Written task: What follows is a block of records; restate each one word for word.

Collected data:
-*-*-

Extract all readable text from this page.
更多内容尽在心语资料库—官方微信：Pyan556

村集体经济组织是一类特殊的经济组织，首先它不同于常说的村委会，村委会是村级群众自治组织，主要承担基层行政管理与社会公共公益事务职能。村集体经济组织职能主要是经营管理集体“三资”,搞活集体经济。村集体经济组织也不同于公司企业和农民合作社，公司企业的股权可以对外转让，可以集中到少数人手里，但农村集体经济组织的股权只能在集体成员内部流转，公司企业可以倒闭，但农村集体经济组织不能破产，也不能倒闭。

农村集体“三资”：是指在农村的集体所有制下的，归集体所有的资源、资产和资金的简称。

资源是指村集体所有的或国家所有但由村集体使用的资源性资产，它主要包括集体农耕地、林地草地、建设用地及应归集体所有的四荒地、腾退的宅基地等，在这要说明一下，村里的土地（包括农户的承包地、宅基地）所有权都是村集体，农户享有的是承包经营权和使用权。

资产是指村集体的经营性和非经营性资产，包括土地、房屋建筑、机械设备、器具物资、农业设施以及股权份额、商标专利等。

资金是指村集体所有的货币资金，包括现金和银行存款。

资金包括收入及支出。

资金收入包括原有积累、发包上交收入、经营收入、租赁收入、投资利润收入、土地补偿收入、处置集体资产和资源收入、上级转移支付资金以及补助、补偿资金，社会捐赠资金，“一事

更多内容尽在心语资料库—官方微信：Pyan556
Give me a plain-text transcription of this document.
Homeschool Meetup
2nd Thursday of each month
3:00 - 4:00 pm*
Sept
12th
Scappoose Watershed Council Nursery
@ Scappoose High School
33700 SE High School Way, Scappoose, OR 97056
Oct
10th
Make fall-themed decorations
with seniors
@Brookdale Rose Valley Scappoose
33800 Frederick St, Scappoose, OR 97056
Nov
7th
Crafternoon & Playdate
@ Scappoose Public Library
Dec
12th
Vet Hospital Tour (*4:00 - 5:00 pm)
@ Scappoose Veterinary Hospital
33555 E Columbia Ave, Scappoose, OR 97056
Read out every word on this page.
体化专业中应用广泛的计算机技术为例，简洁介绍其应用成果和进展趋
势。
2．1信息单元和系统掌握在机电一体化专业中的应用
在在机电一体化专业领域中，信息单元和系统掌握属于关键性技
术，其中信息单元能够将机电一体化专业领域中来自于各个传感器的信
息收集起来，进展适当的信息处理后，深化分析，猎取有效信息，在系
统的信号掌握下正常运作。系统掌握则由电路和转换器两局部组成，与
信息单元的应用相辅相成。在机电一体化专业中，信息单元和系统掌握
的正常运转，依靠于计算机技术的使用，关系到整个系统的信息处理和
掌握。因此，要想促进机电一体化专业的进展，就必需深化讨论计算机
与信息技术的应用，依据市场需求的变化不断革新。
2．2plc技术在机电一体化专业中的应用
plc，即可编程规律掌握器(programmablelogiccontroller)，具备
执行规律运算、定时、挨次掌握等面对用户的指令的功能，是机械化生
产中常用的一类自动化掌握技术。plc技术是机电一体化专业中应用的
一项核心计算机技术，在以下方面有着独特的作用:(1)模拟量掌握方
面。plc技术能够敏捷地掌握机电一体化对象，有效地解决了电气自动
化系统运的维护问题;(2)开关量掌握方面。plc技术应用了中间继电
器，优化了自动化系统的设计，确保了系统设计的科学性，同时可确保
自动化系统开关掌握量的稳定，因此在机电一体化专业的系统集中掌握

-*-*-

Correct answer:
Extract all readable text from this page.
更多内容尽在心语资料库—官方微信：Pyan556

村集体经济组织是一类特殊的经济组织，首先它不同于常说的村委会，村委会是村级群众自治组织，主要承担基层行政管理与社会公共公益事务职能。村集体经济组织职能主要是经营管理集体“三资”,搞活集体经济。村集体经济组织也不同于公司企业和农民合作社，公司企业的股权可以对外转让，可以集中到少数人手里，但农村集体经济组织的股权只能在集体成员内部流转，公司企业可以倒闭，但农村集体经济组织不能破产，也不能倒闭。

农村集体“三资”：是指在农村的集体所有制下的，归集体所有的资源、资产和资金的简称。

资源是指村集体所有的或国家所有但由村集体使用的资源性资产，它主要包括集体农耕地、林地草地、建设用地及应归集体所有的四荒地、腾退的宅基地等，在这要说明一下，村里的土地（包括农户的承包地、宅基地）所有权都是村集体，农户享有的是承包经营权和使用权。

资产是指村集体的经营性和非经营性资产，包括土地、房屋建筑、机械设备、器具物资、农业设施以及股权份额、商标专利等。

资金是指村集体所有的货币资金，包括现金和银行存款。

资金包括收入及支出。

资金收入包括原有积累、发包上交收入、经营收入、租赁收入、投资利润收入、土地补偿收入、处置集体资产和资源收入、上级转移支付资金以及补助、补偿资金，社会捐赠资金，“一事

更多内容尽在心语资料库—官方微信：Pyan556
Give me a plain-text transcription of this document.
Homeschool Meetup
2nd Thursday of each month
3:00 - 4:00 pm*
Sept
12th
Scappoose Watershed Council Nursery
@ Scappoose High School
33700 SE High School Way, Scappoose, OR 97056
Oct
10th
Make fall-themed decorations
with seniors
@Brookdale Rose Valley Scappoose
33800 Frederick St, Scappoose, OR 97056
Nov
7th
Crafternoon & Playdate
@ Scappoose Public Library
Dec
12th
Vet Hospital Tour (*4:00 - 5:00 pm)
@ Scappoose Veterinary Hospital
33555 E Columbia Ave, Scappoose, OR 97056
Read out every word on this page.
体化专业中应用广泛的计算机技术为例，简洁介绍其应用成果和进展趋
势。
2．1信息单元和系统掌握在机电一体化专业中的应用
在在机电一体化专业领域中，信息单元和系统掌握属于关键性技
术，其中信息单元能够将机电一体化专业领域中来自于各个传感器的信
息收集起来，进展适当的信息处理后，深化分析，猎取有效信息，在系
统的信号掌握下正常运作。系统掌握则由电路和转换器两局部组成，与
信息单元的应用相辅相成。在机电一体化专业中，信息单元和系统掌握
的正常运转，依靠于计算机技术的使用，关系到整个系统的信息处理和
掌握。因此，要想促进机电一体化专业的进展，就必需深化讨论计算机
与信息技术的应用，依据市场需求的变化不断革新。
2．2plc技术在机电一体化专业中的应用
plc，即可编程规律掌握器(programmablelogiccontroller)，具备
执行规律运算、定时、挨次掌握等面对用户的指令的功能，是机械化生
产中常用的一类自动化掌握技术。plc技术是机电一体化专业中应用的
一项核心计算机技术，在以下方面有着独特的作用:(1)模拟量掌握方
面。plc技术能够敏捷地掌握机电一体化对象，有效地解决了电气自动
化系统运的维护问题;(2)开关量掌握方面。plc技术应用了中间继电
器，优化了自动化系统的设计，确保了系统设计的科学性，同时可确保
自动化系统开关掌握量的稳定，因此在机电一体化专业的系统集中掌握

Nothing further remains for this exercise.